◆ REQUIREMENTS:
State only the number of lines that contain the string "район".

◆ Stored data:

>> BEGIN

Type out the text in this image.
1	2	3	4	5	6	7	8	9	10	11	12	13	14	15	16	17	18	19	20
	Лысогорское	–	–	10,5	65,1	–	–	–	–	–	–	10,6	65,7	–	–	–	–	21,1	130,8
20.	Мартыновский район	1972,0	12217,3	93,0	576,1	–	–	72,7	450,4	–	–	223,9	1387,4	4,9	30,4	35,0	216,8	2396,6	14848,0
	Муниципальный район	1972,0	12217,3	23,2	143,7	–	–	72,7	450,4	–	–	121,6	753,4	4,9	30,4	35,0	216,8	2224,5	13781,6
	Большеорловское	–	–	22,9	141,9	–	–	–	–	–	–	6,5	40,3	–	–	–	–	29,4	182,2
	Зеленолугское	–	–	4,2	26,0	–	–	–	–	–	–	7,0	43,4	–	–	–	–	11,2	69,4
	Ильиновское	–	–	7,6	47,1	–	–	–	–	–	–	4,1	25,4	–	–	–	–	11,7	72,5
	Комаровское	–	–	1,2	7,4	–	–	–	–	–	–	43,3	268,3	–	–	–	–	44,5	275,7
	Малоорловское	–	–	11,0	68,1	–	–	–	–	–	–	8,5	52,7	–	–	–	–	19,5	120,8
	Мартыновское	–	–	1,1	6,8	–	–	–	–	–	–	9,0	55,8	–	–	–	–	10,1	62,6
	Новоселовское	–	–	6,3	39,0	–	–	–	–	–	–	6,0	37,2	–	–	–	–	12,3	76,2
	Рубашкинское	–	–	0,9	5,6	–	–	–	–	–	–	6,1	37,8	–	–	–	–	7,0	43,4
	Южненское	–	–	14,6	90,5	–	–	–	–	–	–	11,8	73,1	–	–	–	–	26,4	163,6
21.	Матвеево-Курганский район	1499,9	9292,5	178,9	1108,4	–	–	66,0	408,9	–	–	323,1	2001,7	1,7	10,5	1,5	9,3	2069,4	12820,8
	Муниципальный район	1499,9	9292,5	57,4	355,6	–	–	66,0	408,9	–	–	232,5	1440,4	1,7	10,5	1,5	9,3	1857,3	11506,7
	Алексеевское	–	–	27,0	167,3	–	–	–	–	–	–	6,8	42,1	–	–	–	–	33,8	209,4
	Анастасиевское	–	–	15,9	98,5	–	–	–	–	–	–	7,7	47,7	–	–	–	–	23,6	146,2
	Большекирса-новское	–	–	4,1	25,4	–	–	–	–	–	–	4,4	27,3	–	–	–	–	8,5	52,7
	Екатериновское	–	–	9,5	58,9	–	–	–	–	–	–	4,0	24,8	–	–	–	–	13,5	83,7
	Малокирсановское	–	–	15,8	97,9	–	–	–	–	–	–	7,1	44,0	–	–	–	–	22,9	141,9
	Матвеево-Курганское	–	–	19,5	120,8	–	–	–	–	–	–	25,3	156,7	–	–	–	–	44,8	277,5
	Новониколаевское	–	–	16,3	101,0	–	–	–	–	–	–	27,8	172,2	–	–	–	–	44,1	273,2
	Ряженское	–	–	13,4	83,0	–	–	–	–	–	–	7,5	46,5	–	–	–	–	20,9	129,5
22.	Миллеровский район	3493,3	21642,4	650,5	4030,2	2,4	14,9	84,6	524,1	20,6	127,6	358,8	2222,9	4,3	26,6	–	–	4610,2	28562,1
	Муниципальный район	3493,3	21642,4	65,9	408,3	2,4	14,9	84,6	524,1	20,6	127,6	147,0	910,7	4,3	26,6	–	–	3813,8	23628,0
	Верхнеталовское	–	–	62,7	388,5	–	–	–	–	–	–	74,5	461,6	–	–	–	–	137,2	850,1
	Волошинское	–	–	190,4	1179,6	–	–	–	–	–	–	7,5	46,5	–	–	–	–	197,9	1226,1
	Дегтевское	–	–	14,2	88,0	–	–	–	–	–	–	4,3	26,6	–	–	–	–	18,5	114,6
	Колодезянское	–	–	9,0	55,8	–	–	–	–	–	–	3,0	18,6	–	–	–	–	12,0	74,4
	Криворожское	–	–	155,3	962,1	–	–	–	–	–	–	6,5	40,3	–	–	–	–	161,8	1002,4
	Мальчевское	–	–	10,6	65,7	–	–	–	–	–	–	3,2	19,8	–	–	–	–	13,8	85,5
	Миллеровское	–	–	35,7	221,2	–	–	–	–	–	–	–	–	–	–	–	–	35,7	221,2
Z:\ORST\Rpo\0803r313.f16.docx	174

>> END

◆ THE COMPLETED TASK:
6